Exercício => Transcreva sem alterações as linhas das entradas, começando pela primeira linha e terminando na linha que contém "country-link-malaysia[interactable]: Malaysia <box>1085", ambas incluídas.
• • •
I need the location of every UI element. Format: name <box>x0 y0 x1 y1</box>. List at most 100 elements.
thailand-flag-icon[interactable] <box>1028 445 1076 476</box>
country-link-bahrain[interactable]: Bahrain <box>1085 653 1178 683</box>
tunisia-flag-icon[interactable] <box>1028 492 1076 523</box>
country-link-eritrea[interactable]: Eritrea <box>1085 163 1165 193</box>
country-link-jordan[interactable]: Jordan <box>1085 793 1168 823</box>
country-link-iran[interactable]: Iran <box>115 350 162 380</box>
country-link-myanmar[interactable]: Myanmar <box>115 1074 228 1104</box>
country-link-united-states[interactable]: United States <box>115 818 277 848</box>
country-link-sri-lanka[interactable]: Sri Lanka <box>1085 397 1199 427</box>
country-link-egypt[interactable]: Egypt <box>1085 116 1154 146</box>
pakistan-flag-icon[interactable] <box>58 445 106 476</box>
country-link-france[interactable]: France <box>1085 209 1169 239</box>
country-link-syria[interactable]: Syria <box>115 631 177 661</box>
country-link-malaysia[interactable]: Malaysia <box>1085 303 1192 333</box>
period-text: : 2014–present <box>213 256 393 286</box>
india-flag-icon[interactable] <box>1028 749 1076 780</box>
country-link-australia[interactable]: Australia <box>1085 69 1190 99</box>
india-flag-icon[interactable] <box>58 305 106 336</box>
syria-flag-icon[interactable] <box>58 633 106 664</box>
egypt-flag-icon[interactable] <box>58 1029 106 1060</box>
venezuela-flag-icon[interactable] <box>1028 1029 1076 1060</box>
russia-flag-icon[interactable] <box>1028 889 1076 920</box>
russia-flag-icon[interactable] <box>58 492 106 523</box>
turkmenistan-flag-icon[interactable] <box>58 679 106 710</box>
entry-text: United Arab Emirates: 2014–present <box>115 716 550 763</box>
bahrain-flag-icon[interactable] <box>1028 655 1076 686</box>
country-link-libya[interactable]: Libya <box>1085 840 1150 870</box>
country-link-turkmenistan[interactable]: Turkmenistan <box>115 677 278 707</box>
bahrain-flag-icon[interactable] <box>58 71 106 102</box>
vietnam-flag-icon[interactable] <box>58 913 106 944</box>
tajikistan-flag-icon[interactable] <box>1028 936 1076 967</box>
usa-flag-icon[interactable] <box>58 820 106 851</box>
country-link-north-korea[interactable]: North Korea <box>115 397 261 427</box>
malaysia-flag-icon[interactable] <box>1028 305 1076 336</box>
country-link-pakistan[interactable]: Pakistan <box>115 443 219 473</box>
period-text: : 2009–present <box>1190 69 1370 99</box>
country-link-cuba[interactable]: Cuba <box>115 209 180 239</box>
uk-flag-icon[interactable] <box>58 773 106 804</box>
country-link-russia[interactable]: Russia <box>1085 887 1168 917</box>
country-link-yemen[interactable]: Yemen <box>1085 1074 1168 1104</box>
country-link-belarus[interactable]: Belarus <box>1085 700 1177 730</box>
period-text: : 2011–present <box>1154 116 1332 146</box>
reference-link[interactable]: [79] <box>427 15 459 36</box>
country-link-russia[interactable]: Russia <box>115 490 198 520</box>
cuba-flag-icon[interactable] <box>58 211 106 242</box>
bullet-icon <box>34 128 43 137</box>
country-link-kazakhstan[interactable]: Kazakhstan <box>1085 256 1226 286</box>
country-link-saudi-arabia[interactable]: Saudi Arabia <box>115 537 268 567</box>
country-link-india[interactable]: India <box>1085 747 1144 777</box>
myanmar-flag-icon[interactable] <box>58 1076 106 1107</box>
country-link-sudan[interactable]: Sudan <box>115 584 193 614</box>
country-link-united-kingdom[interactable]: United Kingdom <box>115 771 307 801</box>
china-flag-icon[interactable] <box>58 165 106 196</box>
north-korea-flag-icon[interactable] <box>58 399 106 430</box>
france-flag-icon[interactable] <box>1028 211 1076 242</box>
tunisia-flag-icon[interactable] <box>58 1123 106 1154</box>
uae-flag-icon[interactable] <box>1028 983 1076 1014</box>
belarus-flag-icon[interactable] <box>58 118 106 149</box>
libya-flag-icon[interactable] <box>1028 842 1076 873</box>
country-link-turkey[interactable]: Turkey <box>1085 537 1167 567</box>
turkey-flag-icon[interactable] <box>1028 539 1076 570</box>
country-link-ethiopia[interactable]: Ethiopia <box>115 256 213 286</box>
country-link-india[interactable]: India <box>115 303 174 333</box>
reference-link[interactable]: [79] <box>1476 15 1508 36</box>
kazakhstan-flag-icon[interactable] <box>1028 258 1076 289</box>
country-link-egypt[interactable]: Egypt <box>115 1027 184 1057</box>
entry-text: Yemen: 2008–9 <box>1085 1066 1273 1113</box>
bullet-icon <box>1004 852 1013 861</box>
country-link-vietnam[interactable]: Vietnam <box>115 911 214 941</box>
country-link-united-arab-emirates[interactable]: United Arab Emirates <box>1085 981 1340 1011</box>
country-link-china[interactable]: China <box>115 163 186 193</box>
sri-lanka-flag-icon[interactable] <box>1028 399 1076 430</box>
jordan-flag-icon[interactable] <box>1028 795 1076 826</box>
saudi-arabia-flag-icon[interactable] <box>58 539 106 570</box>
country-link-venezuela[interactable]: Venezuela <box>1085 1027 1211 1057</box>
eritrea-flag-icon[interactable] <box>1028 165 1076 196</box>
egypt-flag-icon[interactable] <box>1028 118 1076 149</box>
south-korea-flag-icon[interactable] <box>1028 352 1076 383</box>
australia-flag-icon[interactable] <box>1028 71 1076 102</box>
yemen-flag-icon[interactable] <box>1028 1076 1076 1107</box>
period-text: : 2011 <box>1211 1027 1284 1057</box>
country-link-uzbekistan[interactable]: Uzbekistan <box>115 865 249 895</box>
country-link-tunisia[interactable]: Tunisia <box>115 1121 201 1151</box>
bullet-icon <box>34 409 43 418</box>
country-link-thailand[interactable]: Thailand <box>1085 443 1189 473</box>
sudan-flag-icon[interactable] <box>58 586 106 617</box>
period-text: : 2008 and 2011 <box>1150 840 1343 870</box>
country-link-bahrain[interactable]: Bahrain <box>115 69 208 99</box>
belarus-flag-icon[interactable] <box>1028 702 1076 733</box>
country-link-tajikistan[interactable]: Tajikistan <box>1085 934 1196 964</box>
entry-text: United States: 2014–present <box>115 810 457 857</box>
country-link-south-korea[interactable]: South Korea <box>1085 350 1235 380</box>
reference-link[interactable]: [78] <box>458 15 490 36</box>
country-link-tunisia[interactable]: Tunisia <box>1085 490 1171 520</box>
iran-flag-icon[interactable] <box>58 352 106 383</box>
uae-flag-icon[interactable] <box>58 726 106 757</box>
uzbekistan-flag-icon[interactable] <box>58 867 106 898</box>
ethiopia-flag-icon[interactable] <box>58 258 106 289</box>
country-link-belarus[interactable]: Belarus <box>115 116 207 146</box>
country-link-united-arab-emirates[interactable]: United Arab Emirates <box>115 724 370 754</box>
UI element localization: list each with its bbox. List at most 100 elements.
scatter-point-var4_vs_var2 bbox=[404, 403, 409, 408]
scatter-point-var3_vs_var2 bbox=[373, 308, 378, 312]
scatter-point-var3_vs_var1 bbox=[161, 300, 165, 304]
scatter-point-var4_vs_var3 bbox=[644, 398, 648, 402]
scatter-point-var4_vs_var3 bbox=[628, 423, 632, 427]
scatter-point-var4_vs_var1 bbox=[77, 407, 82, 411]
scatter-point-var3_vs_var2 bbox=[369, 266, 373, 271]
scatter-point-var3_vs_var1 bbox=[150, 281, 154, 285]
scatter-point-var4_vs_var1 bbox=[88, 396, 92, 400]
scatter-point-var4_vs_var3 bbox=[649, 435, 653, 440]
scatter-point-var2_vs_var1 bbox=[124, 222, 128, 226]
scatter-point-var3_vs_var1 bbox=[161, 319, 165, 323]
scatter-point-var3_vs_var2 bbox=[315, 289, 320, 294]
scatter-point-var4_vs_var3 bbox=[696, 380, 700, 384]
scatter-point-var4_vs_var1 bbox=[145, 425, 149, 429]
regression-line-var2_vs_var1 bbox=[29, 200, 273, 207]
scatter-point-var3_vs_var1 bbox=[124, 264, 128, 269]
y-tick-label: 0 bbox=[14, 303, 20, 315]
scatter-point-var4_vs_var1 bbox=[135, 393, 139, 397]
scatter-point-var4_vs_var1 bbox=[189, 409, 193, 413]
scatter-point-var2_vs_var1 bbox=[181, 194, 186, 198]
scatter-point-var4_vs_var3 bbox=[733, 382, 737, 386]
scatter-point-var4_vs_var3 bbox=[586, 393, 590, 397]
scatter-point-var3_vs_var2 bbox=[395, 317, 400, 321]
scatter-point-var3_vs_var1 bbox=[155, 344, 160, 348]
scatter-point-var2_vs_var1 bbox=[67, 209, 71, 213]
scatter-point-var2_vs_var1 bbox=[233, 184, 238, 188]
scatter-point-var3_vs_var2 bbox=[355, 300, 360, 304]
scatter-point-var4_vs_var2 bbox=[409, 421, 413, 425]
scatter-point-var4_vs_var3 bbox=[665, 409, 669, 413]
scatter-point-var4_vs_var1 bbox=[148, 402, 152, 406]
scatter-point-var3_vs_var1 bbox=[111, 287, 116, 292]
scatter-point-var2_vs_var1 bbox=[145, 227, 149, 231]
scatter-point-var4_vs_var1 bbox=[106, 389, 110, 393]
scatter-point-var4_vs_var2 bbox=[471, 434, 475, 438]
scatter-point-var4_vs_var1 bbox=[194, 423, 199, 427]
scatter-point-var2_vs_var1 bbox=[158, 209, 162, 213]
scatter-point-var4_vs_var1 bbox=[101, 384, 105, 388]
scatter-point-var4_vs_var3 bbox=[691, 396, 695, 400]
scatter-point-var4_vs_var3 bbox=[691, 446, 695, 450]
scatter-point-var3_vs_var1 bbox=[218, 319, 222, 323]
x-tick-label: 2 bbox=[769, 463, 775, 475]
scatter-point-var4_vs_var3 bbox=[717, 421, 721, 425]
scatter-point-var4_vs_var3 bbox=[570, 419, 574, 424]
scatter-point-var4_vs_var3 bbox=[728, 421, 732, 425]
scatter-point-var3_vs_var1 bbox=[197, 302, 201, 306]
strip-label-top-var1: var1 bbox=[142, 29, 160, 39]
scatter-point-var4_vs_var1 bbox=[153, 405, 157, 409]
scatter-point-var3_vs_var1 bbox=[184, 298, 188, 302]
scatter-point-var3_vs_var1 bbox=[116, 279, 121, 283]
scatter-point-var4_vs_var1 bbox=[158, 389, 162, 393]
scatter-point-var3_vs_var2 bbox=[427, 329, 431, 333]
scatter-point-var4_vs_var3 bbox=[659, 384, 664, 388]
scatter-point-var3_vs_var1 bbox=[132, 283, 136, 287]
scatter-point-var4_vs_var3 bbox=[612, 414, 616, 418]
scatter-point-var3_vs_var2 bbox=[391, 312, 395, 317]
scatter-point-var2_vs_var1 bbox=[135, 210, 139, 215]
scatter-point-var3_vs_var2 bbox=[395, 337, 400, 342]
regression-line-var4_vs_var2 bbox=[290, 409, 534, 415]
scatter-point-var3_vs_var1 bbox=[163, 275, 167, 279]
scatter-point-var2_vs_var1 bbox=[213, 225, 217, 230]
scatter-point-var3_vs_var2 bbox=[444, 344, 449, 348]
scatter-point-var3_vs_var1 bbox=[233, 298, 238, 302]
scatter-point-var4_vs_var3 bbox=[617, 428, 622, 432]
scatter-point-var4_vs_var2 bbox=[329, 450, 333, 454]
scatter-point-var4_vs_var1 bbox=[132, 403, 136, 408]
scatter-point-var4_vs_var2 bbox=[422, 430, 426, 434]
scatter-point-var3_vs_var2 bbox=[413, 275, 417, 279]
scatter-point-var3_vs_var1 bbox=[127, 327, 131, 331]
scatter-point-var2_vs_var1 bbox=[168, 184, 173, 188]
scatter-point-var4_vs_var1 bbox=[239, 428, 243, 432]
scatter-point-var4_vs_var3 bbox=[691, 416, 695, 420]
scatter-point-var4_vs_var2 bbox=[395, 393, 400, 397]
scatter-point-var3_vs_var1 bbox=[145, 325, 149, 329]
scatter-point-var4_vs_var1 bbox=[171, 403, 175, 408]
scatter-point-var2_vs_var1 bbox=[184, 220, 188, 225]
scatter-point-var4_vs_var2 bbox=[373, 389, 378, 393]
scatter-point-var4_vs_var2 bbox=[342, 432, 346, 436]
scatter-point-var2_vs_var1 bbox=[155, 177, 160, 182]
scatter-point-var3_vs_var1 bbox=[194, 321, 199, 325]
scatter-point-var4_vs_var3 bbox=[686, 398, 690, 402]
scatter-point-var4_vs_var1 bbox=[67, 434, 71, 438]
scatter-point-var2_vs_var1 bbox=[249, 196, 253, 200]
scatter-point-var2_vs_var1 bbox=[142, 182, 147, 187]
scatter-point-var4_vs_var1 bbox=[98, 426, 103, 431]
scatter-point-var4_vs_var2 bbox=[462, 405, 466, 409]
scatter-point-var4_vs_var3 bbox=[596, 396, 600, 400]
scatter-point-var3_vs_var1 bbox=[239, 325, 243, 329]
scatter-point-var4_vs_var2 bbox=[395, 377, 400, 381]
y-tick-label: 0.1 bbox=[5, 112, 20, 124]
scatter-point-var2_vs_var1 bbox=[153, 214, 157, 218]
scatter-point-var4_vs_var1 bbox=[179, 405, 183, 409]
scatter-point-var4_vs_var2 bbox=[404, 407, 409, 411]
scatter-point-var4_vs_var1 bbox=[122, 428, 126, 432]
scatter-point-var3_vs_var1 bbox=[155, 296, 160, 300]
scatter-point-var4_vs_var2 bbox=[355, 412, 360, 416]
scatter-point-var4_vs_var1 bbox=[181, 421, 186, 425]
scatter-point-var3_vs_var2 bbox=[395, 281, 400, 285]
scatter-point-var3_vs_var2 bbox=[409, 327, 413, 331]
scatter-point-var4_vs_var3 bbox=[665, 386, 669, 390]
• • •
Resposta =>
I need the location of every UI element. Format: name <box>x0 y0 x1 y1</box>. List at most 100 elements.
thailand-flag-icon[interactable] <box>1028 445 1076 476</box>
country-link-bahrain[interactable]: Bahrain <box>1085 653 1178 683</box>
tunisia-flag-icon[interactable] <box>1028 492 1076 523</box>
country-link-eritrea[interactable]: Eritrea <box>1085 163 1165 193</box>
country-link-jordan[interactable]: Jordan <box>1085 793 1168 823</box>
country-link-iran[interactable]: Iran <box>115 350 162 380</box>
country-link-myanmar[interactable]: Myanmar <box>115 1074 228 1104</box>
country-link-united-states[interactable]: United States <box>115 818 277 848</box>
country-link-sri-lanka[interactable]: Sri Lanka <box>1085 397 1199 427</box>
country-link-egypt[interactable]: Egypt <box>1085 116 1154 146</box>
pakistan-flag-icon[interactable] <box>58 445 106 476</box>
country-link-france[interactable]: France <box>1085 209 1169 239</box>
country-link-syria[interactable]: Syria <box>115 631 177 661</box>
country-link-malaysia[interactable]: Malaysia <box>1085 303 1192 333</box>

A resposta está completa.